▶ TASK DETAILS: Identify the lines that contain the string "this" and copy all of them.

━━━━

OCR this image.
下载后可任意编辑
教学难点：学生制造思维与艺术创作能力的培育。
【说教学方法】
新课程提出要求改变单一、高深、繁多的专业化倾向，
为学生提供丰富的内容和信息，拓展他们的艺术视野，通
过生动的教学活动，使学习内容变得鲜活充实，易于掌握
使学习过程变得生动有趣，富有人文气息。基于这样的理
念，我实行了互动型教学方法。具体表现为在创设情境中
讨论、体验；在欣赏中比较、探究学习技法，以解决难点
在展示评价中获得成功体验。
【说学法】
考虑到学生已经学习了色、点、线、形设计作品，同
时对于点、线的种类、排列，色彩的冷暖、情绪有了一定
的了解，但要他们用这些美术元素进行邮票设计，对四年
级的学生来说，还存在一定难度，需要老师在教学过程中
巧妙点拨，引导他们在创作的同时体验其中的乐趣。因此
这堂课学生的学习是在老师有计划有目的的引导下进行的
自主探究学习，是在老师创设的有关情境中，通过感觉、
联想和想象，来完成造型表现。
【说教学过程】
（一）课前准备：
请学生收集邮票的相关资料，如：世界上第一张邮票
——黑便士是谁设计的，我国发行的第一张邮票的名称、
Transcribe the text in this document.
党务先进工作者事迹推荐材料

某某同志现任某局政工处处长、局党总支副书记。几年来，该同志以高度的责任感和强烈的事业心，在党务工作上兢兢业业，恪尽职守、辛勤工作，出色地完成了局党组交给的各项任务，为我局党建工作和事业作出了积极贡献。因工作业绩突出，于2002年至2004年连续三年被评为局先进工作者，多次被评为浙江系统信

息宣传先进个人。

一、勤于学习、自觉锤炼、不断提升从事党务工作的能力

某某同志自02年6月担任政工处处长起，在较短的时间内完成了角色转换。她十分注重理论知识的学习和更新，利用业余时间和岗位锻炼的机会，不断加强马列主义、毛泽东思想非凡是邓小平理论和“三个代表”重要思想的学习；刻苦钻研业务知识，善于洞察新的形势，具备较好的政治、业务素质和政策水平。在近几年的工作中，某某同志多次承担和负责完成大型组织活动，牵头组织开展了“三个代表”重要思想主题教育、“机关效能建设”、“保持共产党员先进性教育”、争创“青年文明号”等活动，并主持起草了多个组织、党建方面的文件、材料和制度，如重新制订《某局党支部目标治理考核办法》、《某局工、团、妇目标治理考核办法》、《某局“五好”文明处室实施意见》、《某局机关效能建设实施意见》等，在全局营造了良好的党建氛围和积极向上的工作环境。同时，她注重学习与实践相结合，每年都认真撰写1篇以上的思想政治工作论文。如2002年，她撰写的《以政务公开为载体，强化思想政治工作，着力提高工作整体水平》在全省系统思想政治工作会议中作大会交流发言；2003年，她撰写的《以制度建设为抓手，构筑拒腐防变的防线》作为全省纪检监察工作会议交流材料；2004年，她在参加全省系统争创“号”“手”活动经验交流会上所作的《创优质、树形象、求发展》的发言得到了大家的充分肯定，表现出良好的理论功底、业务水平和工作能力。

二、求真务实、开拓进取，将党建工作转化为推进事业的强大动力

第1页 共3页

━━━━

▶ EXERCISE RESPONSE:
OCR this image.
Transcribe the text in this document.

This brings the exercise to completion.